** start Material shown **

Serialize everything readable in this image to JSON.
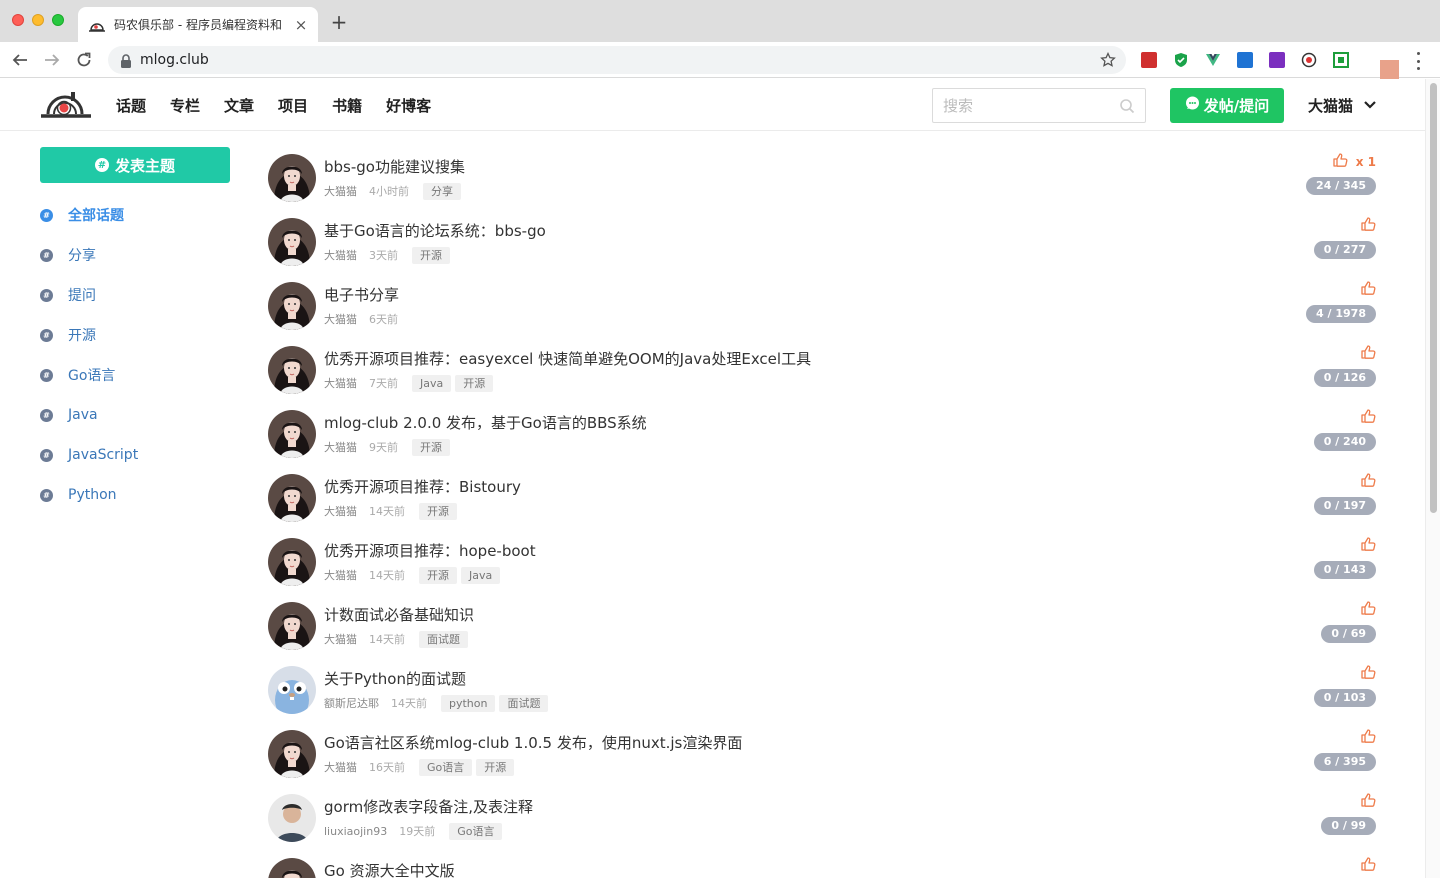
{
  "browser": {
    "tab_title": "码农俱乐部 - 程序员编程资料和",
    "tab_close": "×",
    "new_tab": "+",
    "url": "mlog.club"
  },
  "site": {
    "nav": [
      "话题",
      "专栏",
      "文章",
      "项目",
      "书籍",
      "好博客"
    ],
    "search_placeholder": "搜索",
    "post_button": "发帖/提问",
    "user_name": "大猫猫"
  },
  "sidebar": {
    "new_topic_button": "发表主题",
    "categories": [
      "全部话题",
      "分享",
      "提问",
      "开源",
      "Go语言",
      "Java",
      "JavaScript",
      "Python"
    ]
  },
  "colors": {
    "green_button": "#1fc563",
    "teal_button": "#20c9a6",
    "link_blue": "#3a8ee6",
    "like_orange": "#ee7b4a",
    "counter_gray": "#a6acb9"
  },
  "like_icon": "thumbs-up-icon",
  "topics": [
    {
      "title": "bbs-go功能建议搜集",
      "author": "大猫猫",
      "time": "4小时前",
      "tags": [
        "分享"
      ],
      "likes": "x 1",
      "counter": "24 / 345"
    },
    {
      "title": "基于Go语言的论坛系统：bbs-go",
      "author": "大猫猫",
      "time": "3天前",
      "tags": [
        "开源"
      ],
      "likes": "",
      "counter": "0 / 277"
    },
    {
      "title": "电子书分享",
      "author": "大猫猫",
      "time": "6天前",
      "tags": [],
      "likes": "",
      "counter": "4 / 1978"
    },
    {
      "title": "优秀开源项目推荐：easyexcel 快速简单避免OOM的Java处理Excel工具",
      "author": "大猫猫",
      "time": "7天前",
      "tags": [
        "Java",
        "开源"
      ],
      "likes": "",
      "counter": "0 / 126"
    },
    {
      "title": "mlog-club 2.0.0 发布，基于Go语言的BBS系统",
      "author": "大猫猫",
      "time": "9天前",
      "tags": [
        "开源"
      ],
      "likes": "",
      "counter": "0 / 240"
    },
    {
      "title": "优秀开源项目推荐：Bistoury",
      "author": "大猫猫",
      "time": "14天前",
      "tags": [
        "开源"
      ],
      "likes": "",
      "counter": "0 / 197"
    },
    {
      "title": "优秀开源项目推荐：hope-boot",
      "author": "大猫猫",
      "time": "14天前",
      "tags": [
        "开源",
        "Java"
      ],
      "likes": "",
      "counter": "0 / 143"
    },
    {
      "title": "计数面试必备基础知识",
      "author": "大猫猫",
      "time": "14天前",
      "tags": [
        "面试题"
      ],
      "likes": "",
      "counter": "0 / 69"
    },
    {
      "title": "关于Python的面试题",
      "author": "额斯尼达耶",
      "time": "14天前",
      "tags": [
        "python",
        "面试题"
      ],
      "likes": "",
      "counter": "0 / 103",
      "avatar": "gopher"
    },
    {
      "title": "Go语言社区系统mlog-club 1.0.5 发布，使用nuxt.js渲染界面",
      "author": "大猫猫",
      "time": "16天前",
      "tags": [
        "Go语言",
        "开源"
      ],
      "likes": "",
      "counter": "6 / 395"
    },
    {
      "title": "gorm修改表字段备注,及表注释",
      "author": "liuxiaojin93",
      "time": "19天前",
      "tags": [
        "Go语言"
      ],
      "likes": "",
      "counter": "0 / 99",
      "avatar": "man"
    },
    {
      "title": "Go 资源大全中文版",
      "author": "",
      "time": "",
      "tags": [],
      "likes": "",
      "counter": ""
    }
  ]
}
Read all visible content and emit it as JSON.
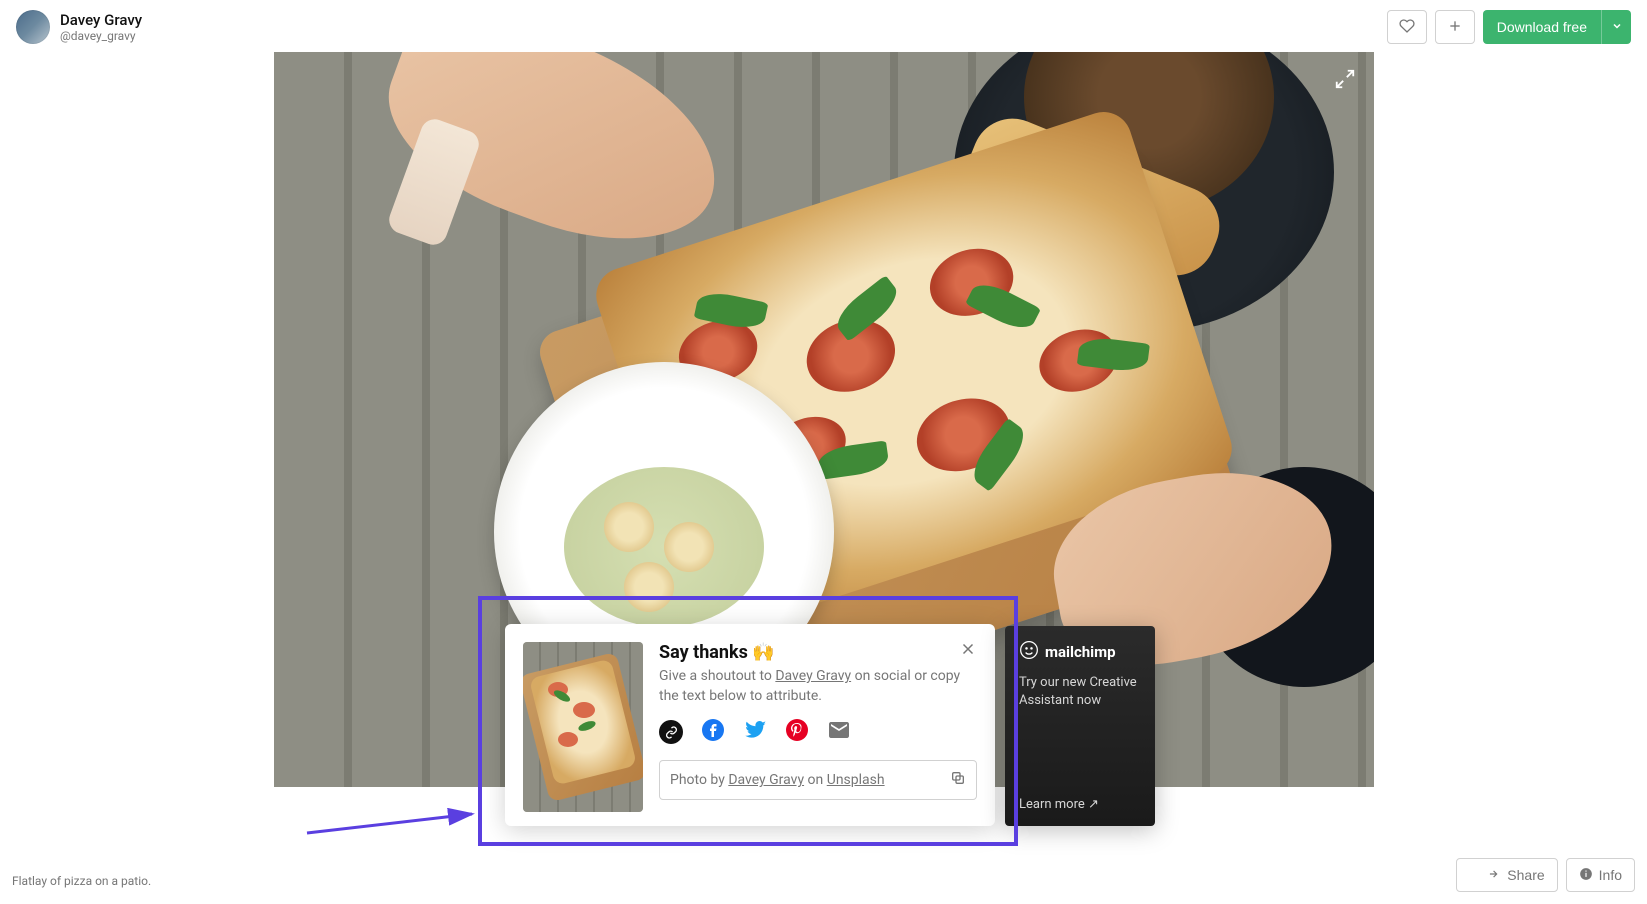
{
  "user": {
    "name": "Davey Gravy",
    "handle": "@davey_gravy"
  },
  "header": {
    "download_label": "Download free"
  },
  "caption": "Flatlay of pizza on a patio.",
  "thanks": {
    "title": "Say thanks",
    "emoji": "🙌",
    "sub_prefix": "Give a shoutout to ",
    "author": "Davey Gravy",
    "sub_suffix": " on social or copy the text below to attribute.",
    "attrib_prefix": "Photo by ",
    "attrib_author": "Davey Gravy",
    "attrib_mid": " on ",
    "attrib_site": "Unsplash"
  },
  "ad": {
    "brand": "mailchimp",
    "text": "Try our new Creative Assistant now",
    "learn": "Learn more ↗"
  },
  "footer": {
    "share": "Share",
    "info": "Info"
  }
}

** end Material shown **

Ignore the images and quote every line of the listing exactly.

[Full answer]
Serialize everything readable in this image to JSON.
{
  "browser": {
    "tab_title": "码农俱乐部 - 程序员编程资料和",
    "tab_close": "×",
    "new_tab": "+",
    "url": "mlog.club"
  },
  "site": {
    "nav": [
      "话题",
      "专栏",
      "文章",
      "项目",
      "书籍",
      "好博客"
    ],
    "search_placeholder": "搜索",
    "post_button": "发帖/提问",
    "user_name": "大猫猫"
  },
  "sidebar": {
    "new_topic_button": "发表主题",
    "categories": [
      "全部话题",
      "分享",
      "提问",
      "开源",
      "Go语言",
      "Java",
      "JavaScript",
      "Python"
    ]
  },
  "colors": {
    "green_button": "#1fc563",
    "teal_button": "#20c9a6",
    "link_blue": "#3a8ee6",
    "like_orange": "#ee7b4a",
    "counter_gray": "#a6acb9"
  },
  "like_icon": "thumbs-up-icon",
  "topics": [
    {
      "title": "bbs-go功能建议搜集",
      "author": "大猫猫",
      "time": "4小时前",
      "tags": [
        "分享"
      ],
      "likes": "x 1",
      "counter": "24 / 345"
    },
    {
      "title": "基于Go语言的论坛系统：bbs-go",
      "author": "大猫猫",
      "time": "3天前",
      "tags": [
        "开源"
      ],
      "likes": "",
      "counter": "0 / 277"
    },
    {
      "title": "电子书分享",
      "author": "大猫猫",
      "time": "6天前",
      "tags": [],
      "likes": "",
      "counter": "4 / 1978"
    },
    {
      "title": "优秀开源项目推荐：easyexcel 快速简单避免OOM的Java处理Excel工具",
      "author": "大猫猫",
      "time": "7天前",
      "tags": [
        "Java",
        "开源"
      ],
      "likes": "",
      "counter": "0 / 126"
    },
    {
      "title": "mlog-club 2.0.0 发布，基于Go语言的BBS系统",
      "author": "大猫猫",
      "time": "9天前",
      "tags": [
        "开源"
      ],
      "likes": "",
      "counter": "0 / 240"
    },
    {
      "title": "优秀开源项目推荐：Bistoury",
      "author": "大猫猫",
      "time": "14天前",
      "tags": [
        "开源"
      ],
      "likes": "",
      "counter": "0 / 197"
    },
    {
      "title": "优秀开源项目推荐：hope-boot",
      "author": "大猫猫",
      "time": "14天前",
      "tags": [
        "开源",
        "Java"
      ],
      "likes": "",
      "counter": "0 / 143"
    },
    {
      "title": "计数面试必备基础知识",
      "author": "大猫猫",
      "time": "14天前",
      "tags": [
        "面试题"
      ],
      "likes": "",
      "counter": "0 / 69"
    },
    {
      "title": "关于Python的面试题",
      "author": "额斯尼达耶",
      "time": "14天前",
      "tags": [
        "python",
        "面试题"
      ],
      "likes": "",
      "counter": "0 / 103",
      "avatar": "gopher"
    },
    {
      "title": "Go语言社区系统mlog-club 1.0.5 发布，使用nuxt.js渲染界面",
      "author": "大猫猫",
      "time": "16天前",
      "tags": [
        "Go语言",
        "开源"
      ],
      "likes": "",
      "counter": "6 / 395"
    },
    {
      "title": "gorm修改表字段备注,及表注释",
      "author": "liuxiaojin93",
      "time": "19天前",
      "tags": [
        "Go语言"
      ],
      "likes": "",
      "counter": "0 / 99",
      "avatar": "man"
    },
    {
      "title": "Go 资源大全中文版",
      "author": "",
      "time": "",
      "tags": [],
      "likes": "",
      "counter": ""
    }
  ]
}
Read all visible content and emit it as JSON.
{
  "user": {
    "name": "Davey Gravy",
    "handle": "@davey_gravy"
  },
  "header": {
    "download_label": "Download free"
  },
  "caption": "Flatlay of pizza on a patio.",
  "thanks": {
    "title": "Say thanks",
    "emoji": "🙌",
    "sub_prefix": "Give a shoutout to ",
    "author": "Davey Gravy",
    "sub_suffix": " on social or copy the text below to attribute.",
    "attrib_prefix": "Photo by ",
    "attrib_author": "Davey Gravy",
    "attrib_mid": " on ",
    "attrib_site": "Unsplash"
  },
  "ad": {
    "brand": "mailchimp",
    "text": "Try our new Creative Assistant now",
    "learn": "Learn more ↗"
  },
  "footer": {
    "share": "Share",
    "info": "Info"
  }
}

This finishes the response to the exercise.